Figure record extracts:
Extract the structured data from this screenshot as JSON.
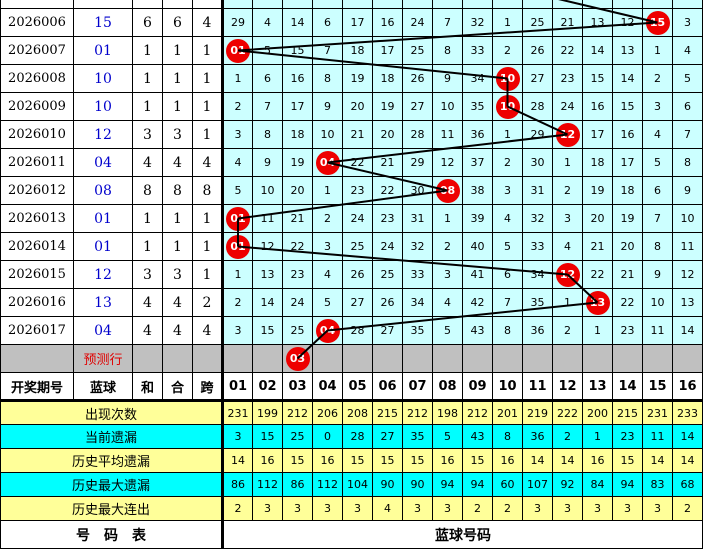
{
  "colors": {
    "omission_bg": "#ccffff",
    "ball": "#ee0000",
    "blue_text": "#0000cc",
    "stat_yellow": "#ffff99",
    "stat_cyan": "#00ffff",
    "prediction_bg": "#c0c0c0"
  },
  "top_partial": {
    "ball_col": 10
  },
  "rows": [
    {
      "period": "2026006",
      "blue": "15",
      "sum": "6",
      "he": "6",
      "kua": "4",
      "cells": [
        "29",
        "4",
        "14",
        "6",
        "17",
        "16",
        "24",
        "7",
        "32",
        "1",
        "25",
        "21",
        "13",
        "12",
        "15",
        "3"
      ]
    },
    {
      "period": "2026007",
      "blue": "01",
      "sum": "1",
      "he": "1",
      "kua": "1",
      "cells": [
        "01",
        "5",
        "15",
        "7",
        "18",
        "17",
        "25",
        "8",
        "33",
        "2",
        "26",
        "22",
        "14",
        "13",
        "1",
        "4"
      ]
    },
    {
      "period": "2026008",
      "blue": "10",
      "sum": "1",
      "he": "1",
      "kua": "1",
      "cells": [
        "1",
        "6",
        "16",
        "8",
        "19",
        "18",
        "26",
        "9",
        "34",
        "10",
        "27",
        "23",
        "15",
        "14",
        "2",
        "5"
      ]
    },
    {
      "period": "2026009",
      "blue": "10",
      "sum": "1",
      "he": "1",
      "kua": "1",
      "cells": [
        "2",
        "7",
        "17",
        "9",
        "20",
        "19",
        "27",
        "10",
        "35",
        "10",
        "28",
        "24",
        "16",
        "15",
        "3",
        "6"
      ]
    },
    {
      "period": "2026010",
      "blue": "12",
      "sum": "3",
      "he": "3",
      "kua": "1",
      "cells": [
        "3",
        "8",
        "18",
        "10",
        "21",
        "20",
        "28",
        "11",
        "36",
        "1",
        "29",
        "12",
        "17",
        "16",
        "4",
        "7"
      ]
    },
    {
      "period": "2026011",
      "blue": "04",
      "sum": "4",
      "he": "4",
      "kua": "4",
      "cells": [
        "4",
        "9",
        "19",
        "04",
        "22",
        "21",
        "29",
        "12",
        "37",
        "2",
        "30",
        "1",
        "18",
        "17",
        "5",
        "8"
      ]
    },
    {
      "period": "2026012",
      "blue": "08",
      "sum": "8",
      "he": "8",
      "kua": "8",
      "cells": [
        "5",
        "10",
        "20",
        "1",
        "23",
        "22",
        "30",
        "08",
        "38",
        "3",
        "31",
        "2",
        "19",
        "18",
        "6",
        "9"
      ]
    },
    {
      "period": "2026013",
      "blue": "01",
      "sum": "1",
      "he": "1",
      "kua": "1",
      "cells": [
        "01",
        "11",
        "21",
        "2",
        "24",
        "23",
        "31",
        "1",
        "39",
        "4",
        "32",
        "3",
        "20",
        "19",
        "7",
        "10"
      ]
    },
    {
      "period": "2026014",
      "blue": "01",
      "sum": "1",
      "he": "1",
      "kua": "1",
      "cells": [
        "01",
        "12",
        "22",
        "3",
        "25",
        "24",
        "32",
        "2",
        "40",
        "5",
        "33",
        "4",
        "21",
        "20",
        "8",
        "11"
      ]
    },
    {
      "period": "2026015",
      "blue": "12",
      "sum": "3",
      "he": "3",
      "kua": "1",
      "cells": [
        "1",
        "13",
        "23",
        "4",
        "26",
        "25",
        "33",
        "3",
        "41",
        "6",
        "34",
        "12",
        "22",
        "21",
        "9",
        "12"
      ]
    },
    {
      "period": "2026016",
      "blue": "13",
      "sum": "4",
      "he": "4",
      "kua": "2",
      "cells": [
        "2",
        "14",
        "24",
        "5",
        "27",
        "26",
        "34",
        "4",
        "42",
        "7",
        "35",
        "1",
        "13",
        "22",
        "10",
        "13"
      ]
    },
    {
      "period": "2026017",
      "blue": "04",
      "sum": "4",
      "he": "4",
      "kua": "4",
      "cells": [
        "3",
        "15",
        "25",
        "04",
        "28",
        "27",
        "35",
        "5",
        "43",
        "8",
        "36",
        "2",
        "1",
        "23",
        "11",
        "14"
      ]
    }
  ],
  "prediction": {
    "label": "预测行",
    "ball": "03"
  },
  "header": {
    "period": "开奖期号",
    "blue": "蓝球",
    "sum": "和",
    "he": "合",
    "kua": "跨",
    "numbers": [
      "01",
      "02",
      "03",
      "04",
      "05",
      "06",
      "07",
      "08",
      "09",
      "10",
      "11",
      "12",
      "13",
      "14",
      "15",
      "16"
    ]
  },
  "stats": [
    {
      "label": "出现次数",
      "values": [
        "231",
        "199",
        "212",
        "206",
        "208",
        "215",
        "212",
        "198",
        "212",
        "201",
        "219",
        "222",
        "200",
        "215",
        "231",
        "233"
      ]
    },
    {
      "label": "当前遗漏",
      "values": [
        "3",
        "15",
        "25",
        "0",
        "28",
        "27",
        "35",
        "5",
        "43",
        "8",
        "36",
        "2",
        "1",
        "23",
        "11",
        "14"
      ]
    },
    {
      "label": "历史平均遗漏",
      "values": [
        "14",
        "16",
        "15",
        "16",
        "15",
        "15",
        "15",
        "16",
        "15",
        "16",
        "14",
        "14",
        "16",
        "15",
        "14",
        "14"
      ]
    },
    {
      "label": "历史最大遗漏",
      "values": [
        "86",
        "112",
        "86",
        "112",
        "104",
        "90",
        "90",
        "94",
        "94",
        "60",
        "107",
        "92",
        "84",
        "94",
        "83",
        "68"
      ]
    },
    {
      "label": "历史最大连出",
      "values": [
        "2",
        "3",
        "3",
        "3",
        "3",
        "4",
        "3",
        "3",
        "2",
        "2",
        "3",
        "3",
        "3",
        "3",
        "3",
        "2"
      ]
    }
  ],
  "footer": {
    "left": "号　码　表",
    "right": "蓝球号码"
  }
}
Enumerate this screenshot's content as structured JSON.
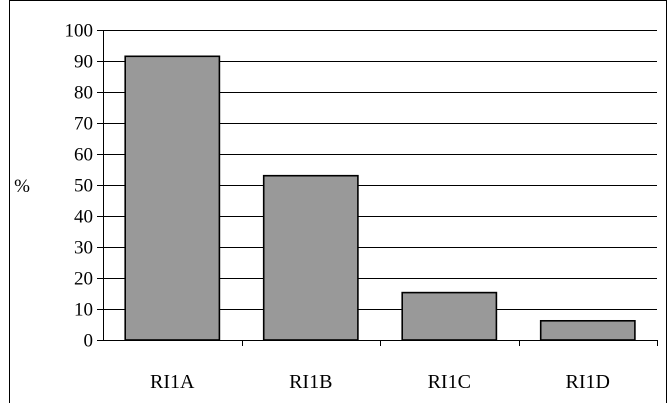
{
  "chart_data": {
    "type": "bar",
    "categories": [
      "RI1A",
      "RI1B",
      "RI1C",
      "RI1D"
    ],
    "values": [
      91.5,
      53,
      15.3,
      6.2
    ],
    "title": "",
    "xlabel": "",
    "ylabel": "%",
    "ylim": [
      0,
      100
    ],
    "yticks": [
      0,
      10,
      20,
      30,
      40,
      50,
      60,
      70,
      80,
      90,
      100
    ],
    "grid": true,
    "legend": "none",
    "bar_color": "#999999",
    "bar_edge_color": "#000000"
  }
}
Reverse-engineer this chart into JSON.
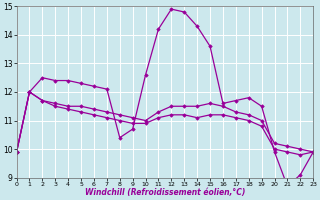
{
  "xlabel": "Windchill (Refroidissement éolien,°C)",
  "xlim": [
    0,
    23
  ],
  "ylim": [
    9,
    15
  ],
  "yticks": [
    9,
    10,
    11,
    12,
    13,
    14,
    15
  ],
  "xticks": [
    0,
    1,
    2,
    3,
    4,
    5,
    6,
    7,
    8,
    9,
    10,
    11,
    12,
    13,
    14,
    15,
    16,
    17,
    18,
    19,
    20,
    21,
    22,
    23
  ],
  "bg_color": "#cce8ed",
  "line_color": "#990099",
  "grid_color": "#ffffff",
  "series": [
    {
      "x": [
        0,
        1,
        2,
        3,
        4,
        5,
        6,
        7,
        8,
        9,
        10,
        11,
        12,
        13,
        14,
        15,
        16,
        17,
        18,
        19,
        20,
        21,
        22,
        23
      ],
      "y": [
        9.9,
        12.0,
        12.5,
        12.4,
        12.4,
        12.3,
        12.2,
        12.1,
        10.4,
        10.7,
        12.6,
        14.2,
        14.9,
        14.8,
        14.3,
        13.6,
        11.6,
        11.7,
        11.8,
        11.5,
        9.9,
        8.7,
        9.1,
        9.9
      ]
    },
    {
      "x": [
        0,
        1,
        2,
        3,
        4,
        5,
        6,
        7,
        8,
        9,
        10,
        11,
        12,
        13,
        14,
        15,
        16,
        17,
        18,
        19,
        20,
        21,
        22,
        23
      ],
      "y": [
        9.9,
        12.0,
        11.7,
        11.6,
        11.5,
        11.5,
        11.4,
        11.3,
        11.2,
        11.1,
        11.0,
        11.3,
        11.5,
        11.5,
        11.5,
        11.6,
        11.5,
        11.3,
        11.2,
        11.0,
        10.2,
        10.1,
        10.0,
        9.9
      ]
    },
    {
      "x": [
        0,
        1,
        2,
        3,
        4,
        5,
        6,
        7,
        8,
        9,
        10,
        11,
        12,
        13,
        14,
        15,
        16,
        17,
        18,
        19,
        20,
        21,
        22,
        23
      ],
      "y": [
        9.9,
        12.0,
        11.7,
        11.5,
        11.4,
        11.3,
        11.2,
        11.1,
        11.0,
        10.9,
        10.9,
        11.1,
        11.2,
        11.2,
        11.1,
        11.2,
        11.2,
        11.1,
        11.0,
        10.8,
        10.0,
        9.9,
        9.8,
        9.9
      ]
    }
  ]
}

*WORK REQUIRED*. Pull out each line containing the word "structured" and copy it.

*TASK RESPONSE*.
Extract the structured data from this screenshot as JSON.
Enumerate this screenshot's content as structured JSON.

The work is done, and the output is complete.